**Data excerpts**
(begin)

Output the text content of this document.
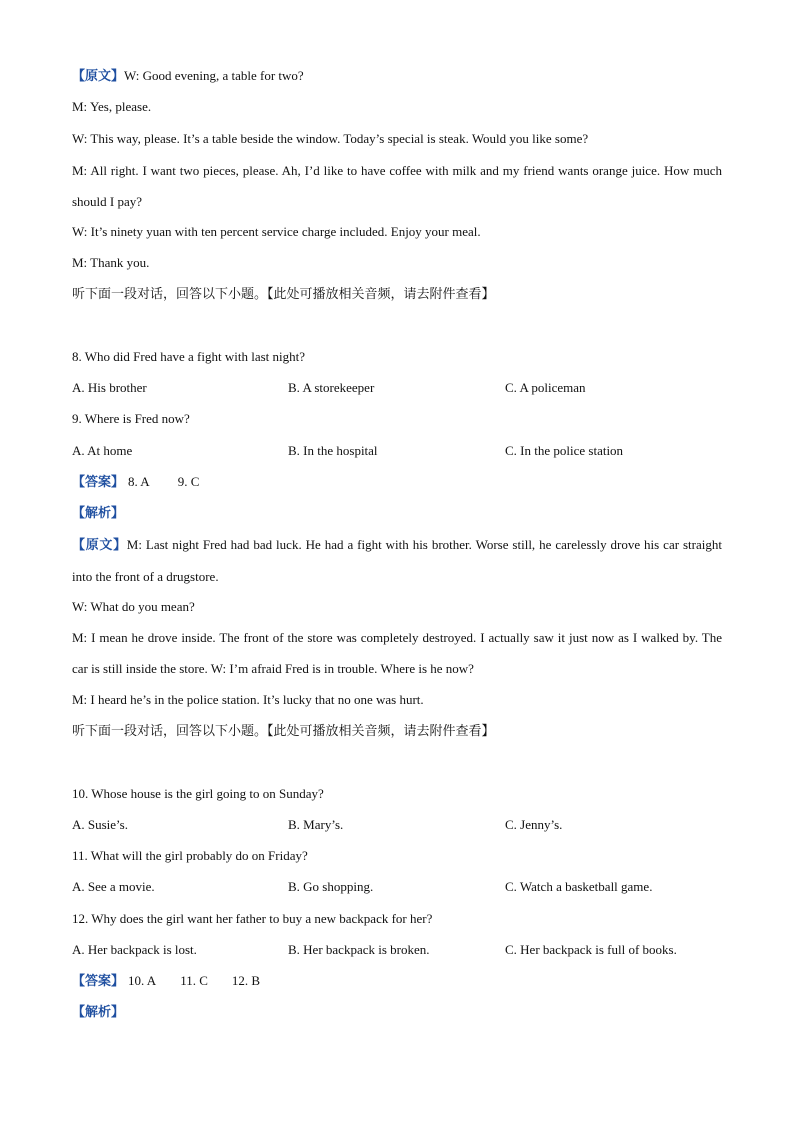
【原文】W: Good evening, a table for two?
M: Yes, please.
W: This way, please. It’s a table beside the window. Today’s special is steak. Would you like some?
M: All right. I want two pieces, please. Ah, I’d like to have coffee with milk and my friend wants orange juice. How much should I pay?
W: It’s ninety yuan with ten percent service charge included. Enjoy your meal.
M: Thank you.
听下面一段对话，回答以下小题。【此处可播放相关音频，请去附件查看】
8. Who did Fred have a fight with last night?
A. His brother	B. A storekeeper	C. A policeman
9. Where is Fred now?
A. At home	B. In the hospital	C. In the police station
【答案】 8. A 9. C
【解析】
【原文】M: Last night Fred had bad luck. He had a fight with his brother. Worse still, he carelessly drove his car straight into the front of a drugstore.
W: What do you mean?
M: I mean he drove inside. The front of the store was completely destroyed. I actually saw it just now as I walked by. The car is still inside the store. W: I’m afraid Fred is in trouble. Where is he now?
M: I heard he’s in the police station. It’s lucky that no one was hurt.
听下面一段对话，回答以下小题。【此处可播放相关音频，请去附件查看】
10. Whose house is the girl going to on Sunday?
A. Susie’s.	B. Mary’s.	C. Jenny’s.
11. What will the girl probably do on Friday?
A. See a movie.	B. Go shopping.	C. Watch a basketball game.
12. Why does the girl want her father to buy a new backpack for her?
A. Her backpack is lost.	B. Her backpack is broken.	C. Her backpack is full of books.
【答案】 10. A 11. C 12. B
【解析】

(end)

**WHAT NEEDS TO BE DONE**
Gather from the data above every line with the string "fight".

**EXERCISE RESPONSE**
8. Who did Fred have a fight with last night?
【原文】M: Last night Fred had bad luck. He had a fight with his brother. Worse still, he carelessly drove his car straight into the front of a drugstore.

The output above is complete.